**Problem details:** Select from the data all lines with the word "time".
#### Records ####
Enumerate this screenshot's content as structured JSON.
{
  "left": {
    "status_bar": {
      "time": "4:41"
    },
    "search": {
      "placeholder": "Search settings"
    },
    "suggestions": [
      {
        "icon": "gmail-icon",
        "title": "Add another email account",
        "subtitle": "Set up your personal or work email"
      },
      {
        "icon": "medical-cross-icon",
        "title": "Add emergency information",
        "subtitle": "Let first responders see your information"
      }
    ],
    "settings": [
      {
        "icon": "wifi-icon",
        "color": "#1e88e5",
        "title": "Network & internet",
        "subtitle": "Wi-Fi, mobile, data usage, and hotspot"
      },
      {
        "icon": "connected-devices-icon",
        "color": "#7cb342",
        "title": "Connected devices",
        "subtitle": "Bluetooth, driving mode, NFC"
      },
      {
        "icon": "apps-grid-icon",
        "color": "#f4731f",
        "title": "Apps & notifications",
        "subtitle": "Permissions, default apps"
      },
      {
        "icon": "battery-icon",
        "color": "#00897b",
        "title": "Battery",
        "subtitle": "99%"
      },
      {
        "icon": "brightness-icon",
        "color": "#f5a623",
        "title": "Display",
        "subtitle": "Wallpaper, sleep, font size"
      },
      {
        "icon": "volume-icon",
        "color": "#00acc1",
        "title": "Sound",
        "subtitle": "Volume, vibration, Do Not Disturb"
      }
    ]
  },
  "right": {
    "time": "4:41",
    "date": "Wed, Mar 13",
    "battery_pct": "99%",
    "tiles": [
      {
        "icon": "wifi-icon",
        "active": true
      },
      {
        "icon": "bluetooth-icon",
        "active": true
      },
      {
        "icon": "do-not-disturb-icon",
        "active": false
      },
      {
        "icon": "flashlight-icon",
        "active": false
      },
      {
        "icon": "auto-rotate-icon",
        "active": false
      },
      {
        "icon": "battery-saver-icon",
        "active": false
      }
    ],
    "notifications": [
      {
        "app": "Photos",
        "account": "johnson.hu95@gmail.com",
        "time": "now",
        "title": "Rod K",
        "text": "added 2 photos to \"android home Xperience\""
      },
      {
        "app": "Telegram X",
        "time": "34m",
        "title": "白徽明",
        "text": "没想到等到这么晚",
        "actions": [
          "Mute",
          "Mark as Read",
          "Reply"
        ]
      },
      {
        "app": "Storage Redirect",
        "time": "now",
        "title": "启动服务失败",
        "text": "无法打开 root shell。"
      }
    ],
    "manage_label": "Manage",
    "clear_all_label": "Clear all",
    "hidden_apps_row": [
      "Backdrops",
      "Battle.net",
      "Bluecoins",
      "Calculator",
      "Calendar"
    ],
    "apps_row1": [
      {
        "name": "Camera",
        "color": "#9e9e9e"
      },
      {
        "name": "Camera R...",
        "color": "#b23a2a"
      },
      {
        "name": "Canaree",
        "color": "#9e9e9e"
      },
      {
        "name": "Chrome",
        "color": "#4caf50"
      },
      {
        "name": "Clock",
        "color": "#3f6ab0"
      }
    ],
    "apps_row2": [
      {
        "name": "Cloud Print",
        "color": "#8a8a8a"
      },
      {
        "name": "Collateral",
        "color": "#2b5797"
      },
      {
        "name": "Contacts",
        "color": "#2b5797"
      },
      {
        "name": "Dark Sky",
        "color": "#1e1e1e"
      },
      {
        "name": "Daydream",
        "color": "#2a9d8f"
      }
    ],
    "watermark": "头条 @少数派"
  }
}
####
**The response:**
      "time": "4:41"
    "time": "4:41",
        "time": "now",
        "time": "34m",
        "time": "now",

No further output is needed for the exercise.